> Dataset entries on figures
====
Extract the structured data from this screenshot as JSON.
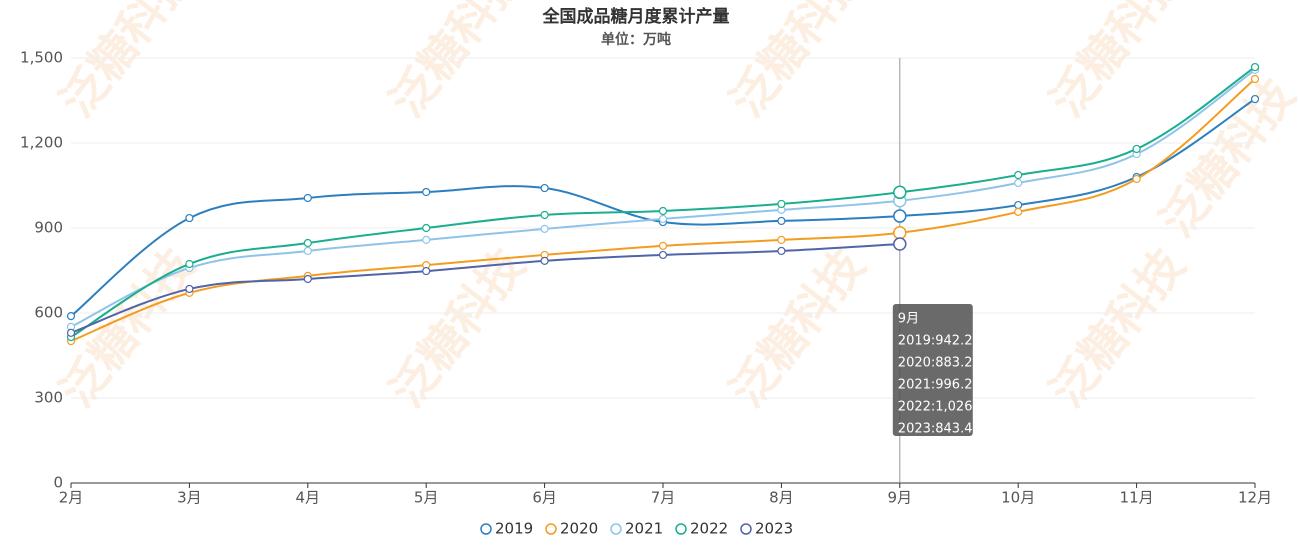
{
  "chart_data": {
    "type": "line",
    "title": "全国成品糖月度累计产量",
    "subtitle": "单位：万吨",
    "watermark": "泛糖科技",
    "categories": [
      "2月",
      "3月",
      "4月",
      "5月",
      "6月",
      "7月",
      "8月",
      "9月",
      "10月",
      "11月",
      "12月"
    ],
    "series": [
      {
        "name": "2019",
        "color": "#2b7fc1",
        "values": [
          589,
          935,
          1006,
          1027,
          1041,
          921,
          925,
          942.2,
          981,
          1080,
          1355
        ]
      },
      {
        "name": "2020",
        "color": "#f39c1f",
        "values": [
          501,
          671,
          731,
          769,
          805,
          837,
          858,
          883.2,
          957,
          1073,
          1426
        ]
      },
      {
        "name": "2021",
        "color": "#8fc4ea",
        "values": [
          551,
          759,
          819,
          858,
          897,
          932,
          964,
          996.2,
          1059,
          1161,
          1458
        ]
      },
      {
        "name": "2022",
        "color": "#1aae8e",
        "values": [
          515,
          773,
          847,
          900,
          946,
          960,
          985,
          1026,
          1087,
          1179,
          1468
        ]
      },
      {
        "name": "2023",
        "color": "#5064a8",
        "values": [
          530,
          685,
          720,
          748,
          784,
          805,
          819,
          843.4,
          null,
          null,
          null
        ]
      }
    ],
    "ylim": [
      0,
      1500
    ],
    "yticks": [
      0,
      300,
      600,
      900,
      {
        "value": 1200,
        "label": "1,200"
      },
      {
        "value": 1500,
        "label": "1,500"
      }
    ],
    "grid": true,
    "legend": "bottom",
    "tooltip": {
      "title": "9月",
      "lines": [
        "2019:942.2",
        "2020:883.2",
        "2021:996.2",
        "2022:1,026",
        "2023:843.4"
      ]
    }
  }
}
====
> EXERCISE OBJECTIVE
Reproduce the whole listing above word for word, but not its pictures.

> RESULT FOR THIS TASK
Extract the structured data from this screenshot as JSON.
{
  "chart_data": {
    "type": "line",
    "title": "全国成品糖月度累计产量",
    "subtitle": "单位：万吨",
    "watermark": "泛糖科技",
    "categories": [
      "2月",
      "3月",
      "4月",
      "5月",
      "6月",
      "7月",
      "8月",
      "9月",
      "10月",
      "11月",
      "12月"
    ],
    "series": [
      {
        "name": "2019",
        "color": "#2b7fc1",
        "values": [
          589,
          935,
          1006,
          1027,
          1041,
          921,
          925,
          942.2,
          981,
          1080,
          1355
        ]
      },
      {
        "name": "2020",
        "color": "#f39c1f",
        "values": [
          501,
          671,
          731,
          769,
          805,
          837,
          858,
          883.2,
          957,
          1073,
          1426
        ]
      },
      {
        "name": "2021",
        "color": "#8fc4ea",
        "values": [
          551,
          759,
          819,
          858,
          897,
          932,
          964,
          996.2,
          1059,
          1161,
          1458
        ]
      },
      {
        "name": "2022",
        "color": "#1aae8e",
        "values": [
          515,
          773,
          847,
          900,
          946,
          960,
          985,
          1026,
          1087,
          1179,
          1468
        ]
      },
      {
        "name": "2023",
        "color": "#5064a8",
        "values": [
          530,
          685,
          720,
          748,
          784,
          805,
          819,
          843.4,
          null,
          null,
          null
        ]
      }
    ],
    "ylim": [
      0,
      1500
    ],
    "yticks": [
      0,
      300,
      600,
      900,
      {
        "value": 1200,
        "label": "1,200"
      },
      {
        "value": 1500,
        "label": "1,500"
      }
    ],
    "grid": true,
    "legend": "bottom",
    "tooltip": {
      "title": "9月",
      "lines": [
        "2019:942.2",
        "2020:883.2",
        "2021:996.2",
        "2022:1,026",
        "2023:843.4"
      ]
    }
  }
}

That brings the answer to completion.